■ Task details:
Transcribe all the entries word for word, skipping the pictures.

· · · ·

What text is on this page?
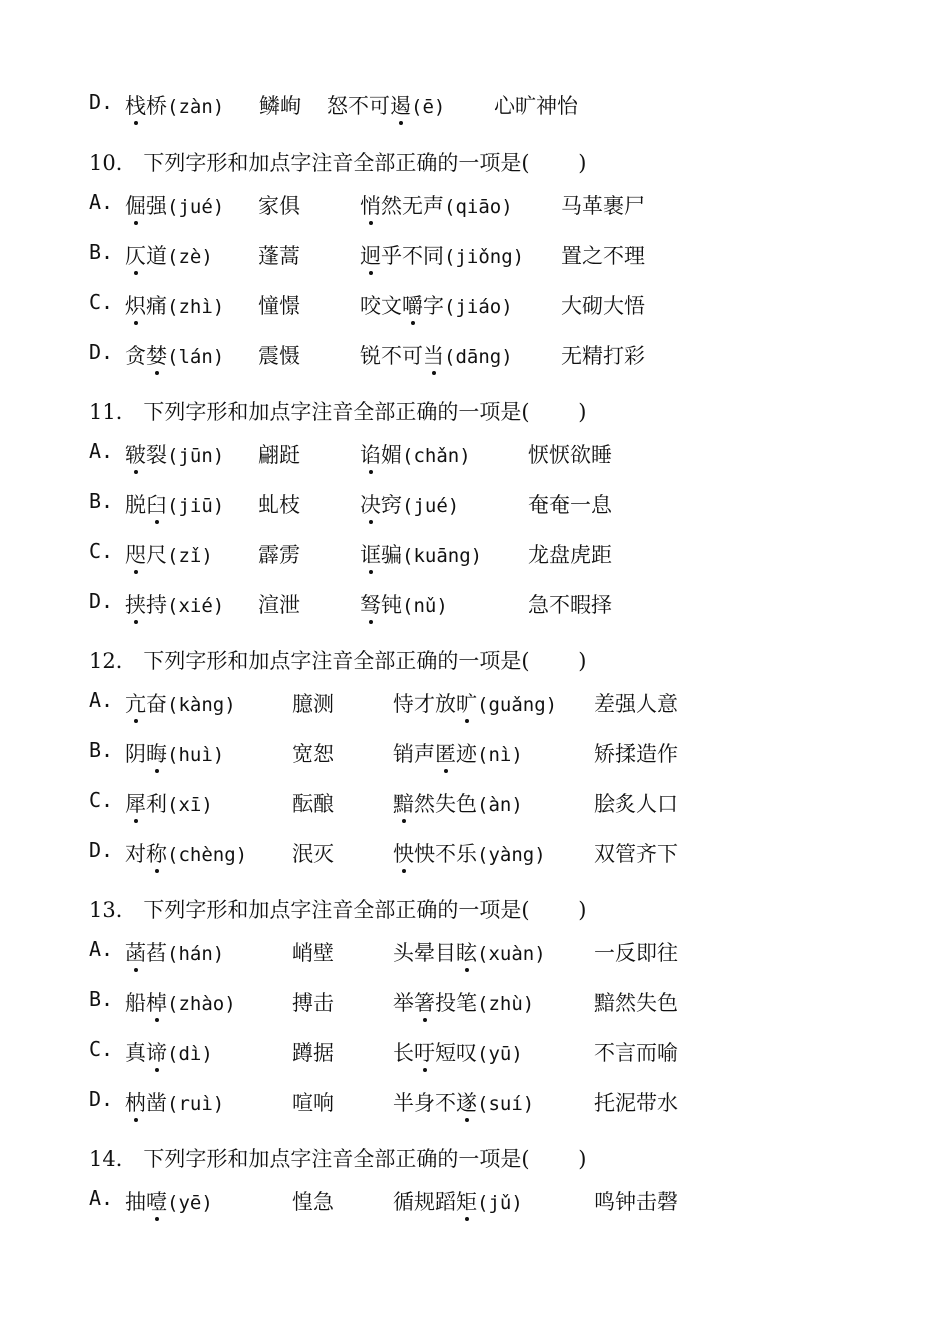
D. 栈桥(zàn) 鳞峋 怒不可遏(ē) 心旷神怡
10． 下列字形和加点字注音全部正确的一项是(　　 )
A. 倔强(jué) 家俱	悄然无声(qiāo) 马革裹尸
B. 仄道(zè) 蓬蒿	迥乎不同(jiǒng) 置之不理
C. 炽痛(zhì) 憧憬	咬文嚼字(jiáo) 大砌大悟
D. 贪婪(lán) 震慑	锐不可当(dāng) 无精打彩
11． 下列字形和加点字注音全部正确的一项是(　　 )
A. 皲裂(jūn) 翩跹	谄媚(chǎn)	恹恹欲睡
B. 脱臼(jiū) 虬枝	决窍(jué)	奄奄一息
C. 咫尺(zǐ) 霹雳	诓骗(kuāng) 龙盘虎距
D. 挟持(xié) 渲泄	驽钝(nǔ)	急不暇择
12． 下列字形和加点字注音全部正确的一项是(　　 )
A. 亢奋(kàng)	臆测	恃才放旷(guǎng) 差强人意
B. 阴晦(huì)	宽恕	销声匿迹(nì)	矫揉造作
C. 犀利(xī)	酝酿	黯然失色(àn)	脍炙人口
D. 对称(chèng) 泯灭	怏怏不乐(yàng) 双管齐下
13． 下列字形和加点字注音全部正确的一项是(　　 )
A. 菡萏(hán)	峭壁	头晕目眩(xuàn) 一反即往
B. 船棹(zhào)	搏击	举箸投笔(zhù)	黯然失色
C. 真谛(dì)	蹲据	长吁短叹(yū)	不言而喻
D. 枘凿(ruì)	喧响	半身不遂(suí)	托泥带水
14． 下列字形和加点字注音全部正确的一项是(　　 )
A. 抽噎(yē)	惶急	循规蹈矩(jǔ)	鸣钟击磬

· · · ·

■ Worked solution:
What text is on this page?
D. 栈桥(zàn) 鳞峋 怒不可遏(ē) 心旷神怡
10． 下列字形和加点字注音全部正确的一项是(　　 )
A. 倔强(jué) 家俱	悄然无声(qiāo) 马革裹尸
B. 仄道(zè) 蓬蒿	迥乎不同(jiǒng) 置之不理
C. 炽痛(zhì) 憧憬	咬文嚼字(jiáo) 大砌大悟
D. 贪婪(lán) 震慑	锐不可当(dāng) 无精打彩
11． 下列字形和加点字注音全部正确的一项是(　　 )
A. 皲裂(jūn) 翩跹	谄媚(chǎn)	恹恹欲睡
B. 脱臼(jiū) 虬枝	决窍(jué)	奄奄一息
C. 咫尺(zǐ) 霹雳	诓骗(kuāng) 龙盘虎距
D. 挟持(xié) 渲泄	驽钝(nǔ)	急不暇择
12． 下列字形和加点字注音全部正确的一项是(　　 )
A. 亢奋(kàng)	臆测	恃才放旷(guǎng) 差强人意
B. 阴晦(huì)	宽恕	销声匿迹(nì)	矫揉造作
C. 犀利(xī)	酝酿	黯然失色(àn)	脍炙人口
D. 对称(chèng) 泯灭	怏怏不乐(yàng) 双管齐下
13． 下列字形和加点字注音全部正确的一项是(　　 )
A. 菡萏(hán)	峭壁	头晕目眩(xuàn) 一反即往
B. 船棹(zhào)	搏击	举箸投笔(zhù)	黯然失色
C. 真谛(dì)	蹲据	长吁短叹(yū)	不言而喻
D. 枘凿(ruì)	喧响	半身不遂(suí)	托泥带水
14． 下列字形和加点字注音全部正确的一项是(　　 )
A. 抽噎(yē)	惶急	循规蹈矩(jǔ)	鸣钟击磬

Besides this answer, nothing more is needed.